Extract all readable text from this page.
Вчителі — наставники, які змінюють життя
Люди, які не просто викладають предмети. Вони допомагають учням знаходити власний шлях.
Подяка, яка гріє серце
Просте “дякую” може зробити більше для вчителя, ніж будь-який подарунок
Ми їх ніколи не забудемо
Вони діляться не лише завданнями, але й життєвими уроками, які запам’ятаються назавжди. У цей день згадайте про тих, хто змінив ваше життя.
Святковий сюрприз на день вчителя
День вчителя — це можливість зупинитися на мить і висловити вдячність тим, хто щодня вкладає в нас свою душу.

==

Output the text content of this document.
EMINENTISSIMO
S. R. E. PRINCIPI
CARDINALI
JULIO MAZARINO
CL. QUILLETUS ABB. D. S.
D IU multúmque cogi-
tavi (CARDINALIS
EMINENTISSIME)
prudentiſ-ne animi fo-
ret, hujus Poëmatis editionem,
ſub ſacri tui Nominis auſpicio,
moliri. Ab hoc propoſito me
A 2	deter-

...

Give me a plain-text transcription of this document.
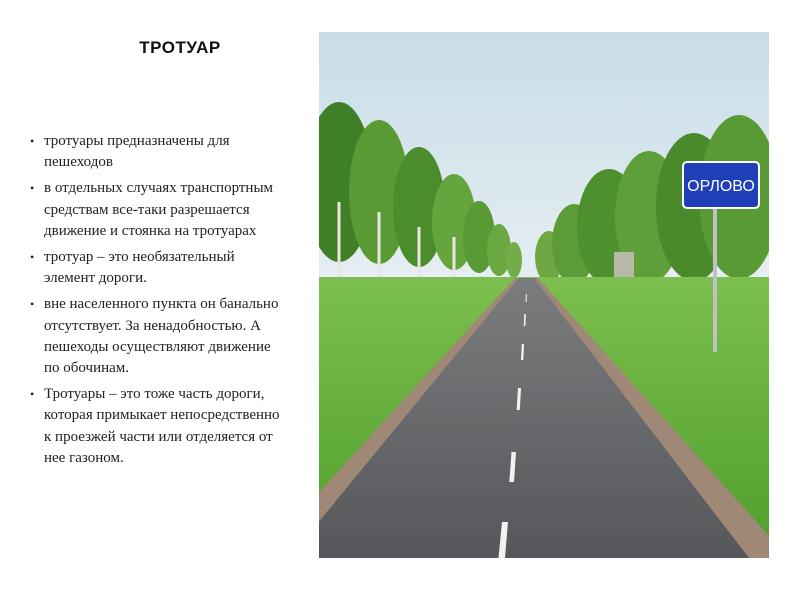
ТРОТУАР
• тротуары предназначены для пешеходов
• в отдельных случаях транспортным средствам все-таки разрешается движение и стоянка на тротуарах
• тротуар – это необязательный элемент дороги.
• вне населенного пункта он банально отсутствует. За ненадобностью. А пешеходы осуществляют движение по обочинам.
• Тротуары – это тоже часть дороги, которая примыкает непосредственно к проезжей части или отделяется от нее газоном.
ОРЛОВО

**Problem requirements**
Only lines with the string "document" belong in your answer; copy each one.

**Task response**
Output the text content of this document.
Give me a plain-text transcription of this document.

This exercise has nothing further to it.